選文:
☆ ☆ ☆ ☆ ☆ ☆ ☆

母親得知劉奶奶是以極端的方式,結束了自己的一生之後,她的情緒便時常變得不穩定起來。
有好幾次,我都注意到母親那呆滯的眼神,裡面充滿了迷茫和無助。
這天早上十點左右,陽光還算溫暖,我推著母親出去曬太陽。
母親突然說道:“這人老了,就得早點死,像我這樣的,更應該早早死去。”
我趕忙安撫母親:“媽,你千萬別想太多了。不管你現在是什麼樣子,只要你還在我身邊,我就打心眼裡高興。”
母親長嘆一口氣說:“我現在這個樣子,純粹就是在造孽啊!”
我聽了,默默地低下頭,沒有再多說什麼。
我心裡清楚,母親剛強了一輩子,從來都是不服輸的性子,她怎麼也接受不了自己如今這樣狼狽窩囊地活著。
可是命運偏偏就是如此,讓她變成了現在這樣。
從此以後,我陪在母親身邊的時間越來越多了。
在大門口的太陽底下,我們母子二人沐浴在溫暖的陽光之中。
同樣都在享受著這陽光的撫慰,可兩個人心裡想的卻完全不一樣。
不知不覺就到了中午,我聽到了振振和大爸的聲音傳來,他們從羊場的小路上有說有笑地回來了。
大爸雖然年齡比母親大了許多,但是身體一直很好。

☆ ☆ ☆ ☆ ☆ ☆ ☆

給定材料:
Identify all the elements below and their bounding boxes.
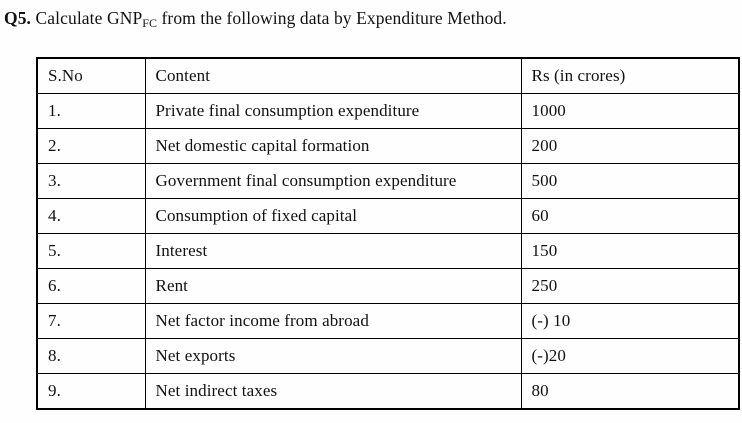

☆ ☆ ☆ ☆ ☆ ☆ ☆

作業要求:
將前面的選文原封不動地從頭到尾完整抄寫一遍。

書面解答:
母親得知劉奶奶是以極端的方式,結束了自己的一生之後,她的情緒便時常變得不穩定起來。
有好幾次,我都注意到母親那呆滯的眼神,裡面充滿了迷茫和無助。
這天早上十點左右,陽光還算溫暖,我推著母親出去曬太陽。
母親突然說道:“這人老了,就得早點死,像我這樣的,更應該早早死去。”
我趕忙安撫母親:“媽,你千萬別想太多了。不管你現在是什麼樣子,只要你還在我身邊,我就打心眼裡高興。”
母親長嘆一口氣說:“我現在這個樣子,純粹就是在造孽啊!”
我聽了,默默地低下頭,沒有再多說什麼。
我心裡清楚,母親剛強了一輩子,從來都是不服輸的性子,她怎麼也接受不了自己如今這樣狼狽窩囊地活著。
可是命運偏偏就是如此,讓她變成了現在這樣。
從此以後,我陪在母親身邊的時間越來越多了。
在大門口的太陽底下,我們母子二人沐浴在溫暖的陽光之中。
同樣都在享受著這陽光的撫慰,可兩個人心裡想的卻完全不一樣。
不知不覺就到了中午,我聽到了振振和大爸的聲音傳來,他們從羊場的小路上有說有笑地回來了。
大爸雖然年齡比母親大了許多,但是身體一直很好。